§ What needs to be done:
Which lines of the material contain the string "labels", with case counting? Identify them and copy each one in full.

*** Raw data

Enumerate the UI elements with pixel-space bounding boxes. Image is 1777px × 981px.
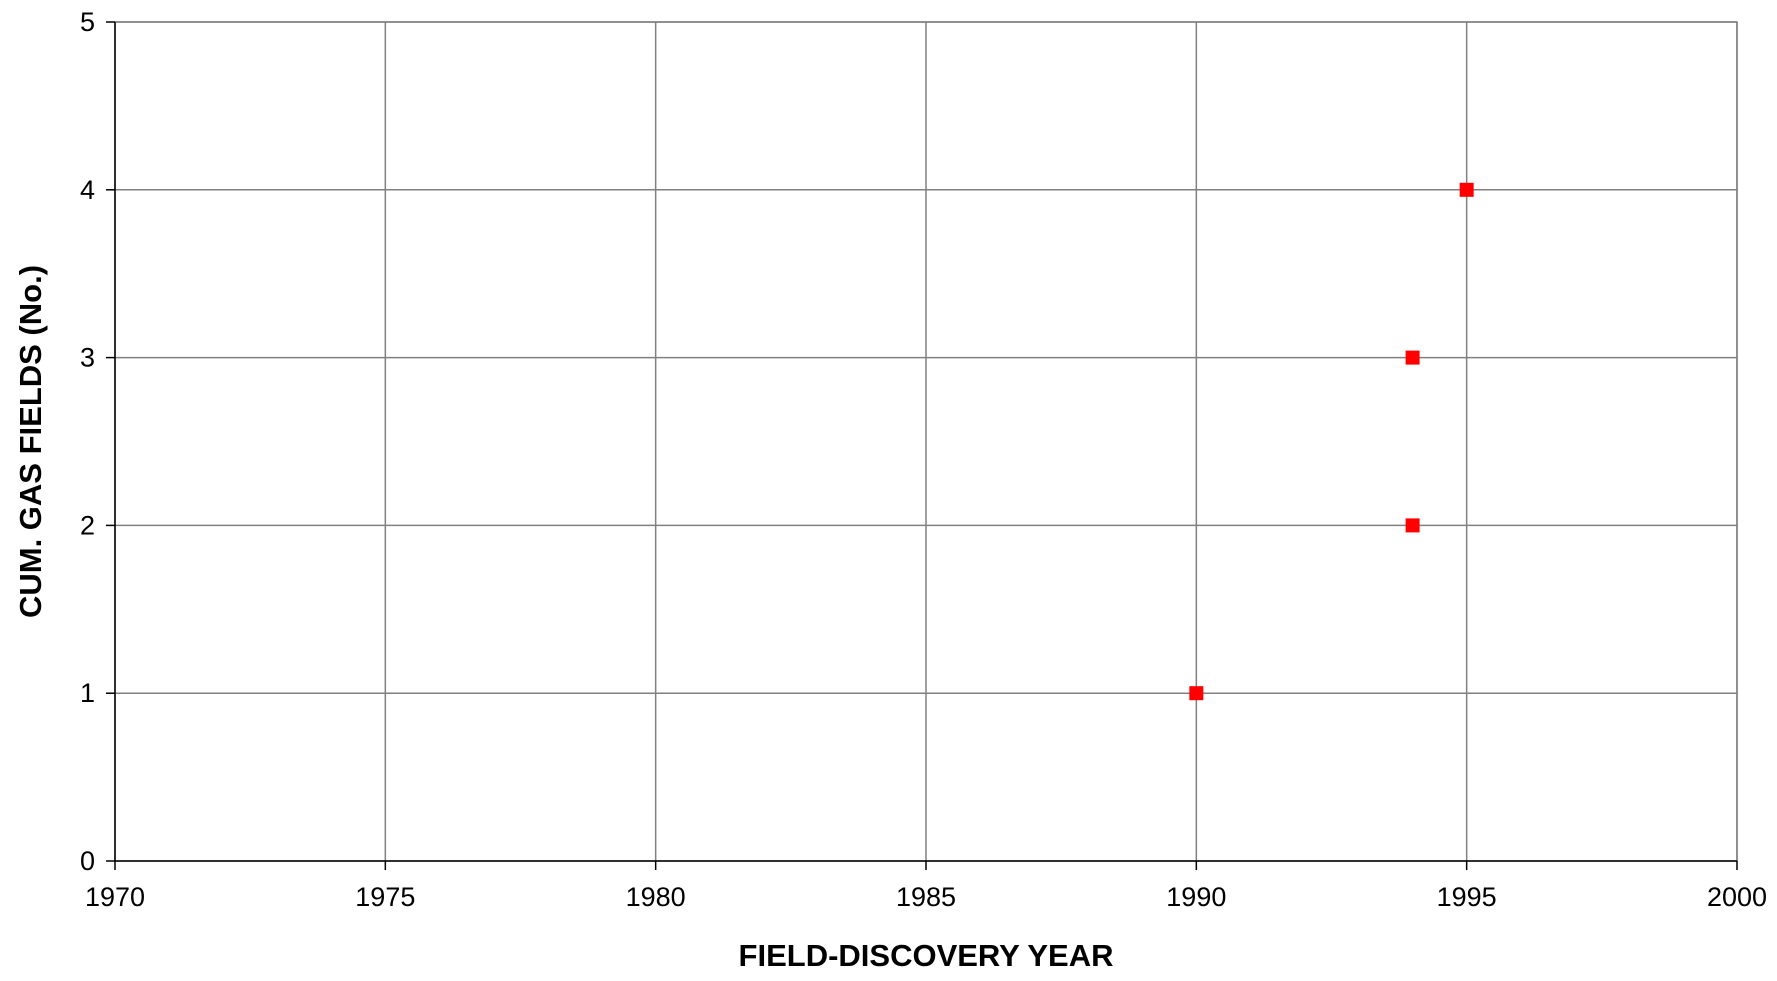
y-tick-label: 5	[80, 7, 95, 37]
x-tick-label: 1990	[1166, 882, 1226, 912]
gridlines	[115, 21, 1738, 861]
x-tick-label: 1985	[896, 882, 956, 912]
axes	[106, 21, 1738, 870]
y-tick-label: 4	[80, 175, 95, 205]
data-point	[1405, 518, 1420, 533]
x-tick-label: 1970	[85, 882, 145, 912]
y-tick-labels: 0 1 2 3 4 5	[80, 7, 95, 876]
data-point	[1189, 686, 1204, 701]
x-tick-label: 2000	[1707, 882, 1767, 912]
x-tick-label: 1980	[626, 882, 686, 912]
y-tick-label: 2	[80, 510, 95, 540]
x-tick-label: 1995	[1437, 882, 1497, 912]
data-point	[1459, 182, 1474, 197]
x-tick-label: 1975	[355, 882, 415, 912]
y-tick-label: 3	[80, 343, 95, 373]
x-axis-title: FIELD-DISCOVERY YEAR	[739, 938, 1114, 973]
x-tick-labels: 1970 1975 1980 1985 1990 1995 2000	[85, 882, 1767, 912]
data-points	[1189, 182, 1474, 701]
data-point	[1405, 350, 1420, 365]
y-tick-label: 0	[80, 846, 95, 876]
y-axis-title: CUM. GAS FIELDS (No.)	[13, 265, 48, 618]
y-tick-label: 1	[80, 678, 95, 708]
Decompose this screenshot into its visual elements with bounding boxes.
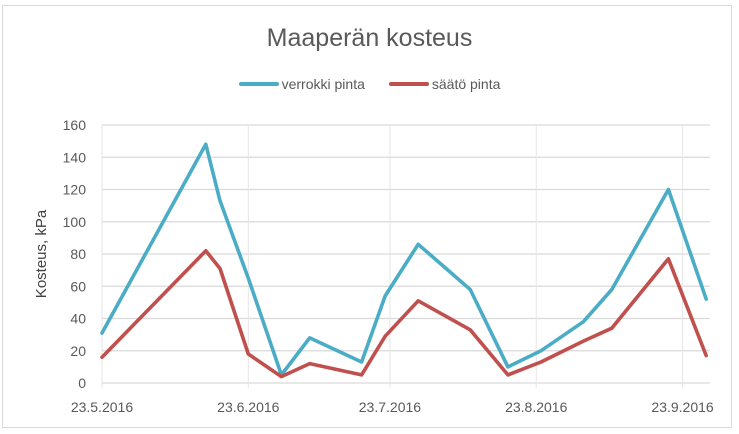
- y-axis-label: Kosteus, kPa: [33, 209, 50, 298]
- series-line-verrokki[interactable]: [100, 142, 709, 377]
- chart-title: Maaperän kosteus: [266, 24, 473, 52]
- legend-label-saato: säätö pinta: [431, 76, 501, 92]
- y-axis-ticks: 0 20 40 60 80 100 120 140 160: [63, 117, 87, 391]
- y-tick-label: 40: [70, 311, 86, 327]
- y-tick-label: 0: [78, 375, 86, 391]
- legend-swatch-saato: [388, 82, 429, 86]
- chart-frame: [2, 5, 732, 428]
- x-tick-label: 23.7.2016: [359, 399, 421, 415]
- x-tick-label: 23.5.2016: [71, 399, 133, 415]
- gridlines: [101, 124, 710, 388]
- legend-label-verrokki: verrokki pinta: [281, 76, 365, 92]
- y-tick-label: 140: [63, 149, 87, 165]
- y-tick-label: 160: [63, 117, 87, 133]
- y-tick-label: 60: [70, 278, 86, 294]
- x-tick-label: 23.9.2016: [651, 399, 713, 415]
- y-tick-label: 20: [70, 343, 86, 359]
- y-tick-label: 80: [70, 246, 86, 262]
- x-tick-label: 23.8.2016: [505, 399, 567, 415]
- chart-legend: verrokki pinta säätö pinta: [0, 76, 739, 92]
- series-lines: [100, 142, 709, 379]
- legend-item-verrokki[interactable]: verrokki pinta: [238, 76, 365, 92]
- y-tick-label: 120: [63, 182, 87, 198]
- x-axis-ticks: 23.5.2016 23.6.2016 23.7.2016 23.8.2016 23.9…: [71, 399, 714, 415]
- y-tick-label: 100: [63, 214, 87, 230]
- series-line-saato[interactable]: [100, 249, 709, 379]
- legend-swatch-verrokki: [238, 82, 279, 86]
- legend-item-saato[interactable]: säätö pinta: [388, 76, 501, 92]
- x-tick-label: 23.6.2016: [217, 399, 279, 415]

******

§ Written response:
y-tick-labels: 0 1 2 3 4 5	[80, 7, 95, 876]
x-tick-labels: 1970 1975 1980 1985 1990 1995 2000	[85, 882, 1767, 912]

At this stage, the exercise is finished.